## READING PASSAGE
= = = =

09 August 2019

Boundary Spanning Leadership – reflections from a training course

​Along with a number of staff members at my library, I attended a half-day workshop last week on the topic of boundary spanning.

This was the first time the course had been offered at my workplace. It was run by our university HR Staff Development team, who delivered training ​materials licensed from the Center for Creative Leadership at no cost for staff.

CCL have been exploring boundary spanning as a management topic for a few years now, arguing that these skills are urgently required because most complex organisations and issues now require working across teams or organisations or disciplines to get to successful outcomes.​ This is the definitely the case in an Australian university!

The course covered three ways in which leaders, groups and organisation can span boundaries: managing boundaries, forging common ground, and discovering new frontiers. Six practical tactics were associated with these:

Managing boundaries

  • Buffering - defining boundaries to create a space of safety
​Examples: Defining shared values, clarifying roles and responsibilities, establishing explicit ‘rules of engagement’ with other teams, developing team charters, away-days / retreats, rewards and recognition, internal communications, team social events
  • Reflecting – looking across boundaries to foster respect and build an understanding of the similarities and differences between groups
Examples: Extend invitations to other groups to attend meetings and socialise, secondments, sabbaticals, job rotation, ‘decoding’ group jargon for others

Forging common ground

  • Connecting – stepping outside boundaries into a ‘third space’ to link and connect as individuals, forming new networks and deeper relationships 
Examples: Identify ’establish ‘third spaces’, cross-group mentoring and buddy schemes, create diary space for cross-team relationship building, ‘town-hall meetings’ in support of larger scale initiatives   
  • Mobilising - developing a shared space, common purpose, and shared identity across group boundaries (moving from “us” and “them” to “we)

= = = =

## DATA EXTRACT

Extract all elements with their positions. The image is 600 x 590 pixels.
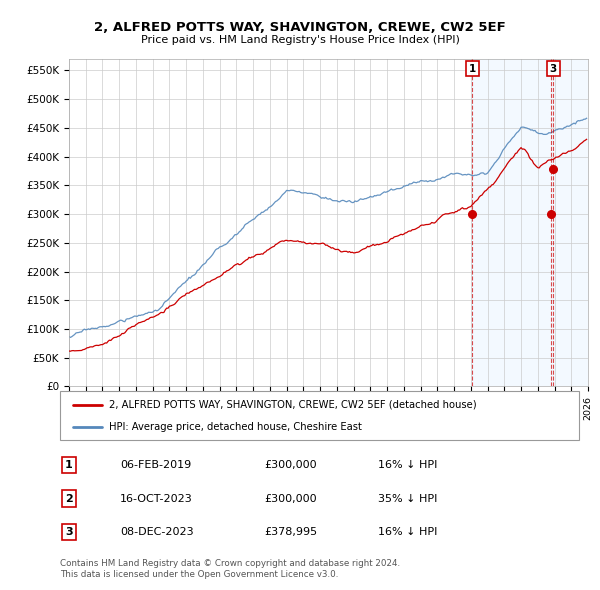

= = = =

## PROBLEMS TO SOLVE
1. According to the boundary spanning post, from which organization were the training materials licensed?
2. Rewrite the paragraph in the boundary spanning post that begins "This was the first time the course" as a shorter version that keeps its main facts.
None of the data is needed for this work.

## RESPONSES FOR EACH TASK
1. The Center for Creative Leadership.

2. The course was offered at the workplace for the first time. The university HR Staff Development team ran it using materials licensed from the Center for Creative Leadership, and it cost staff nothing.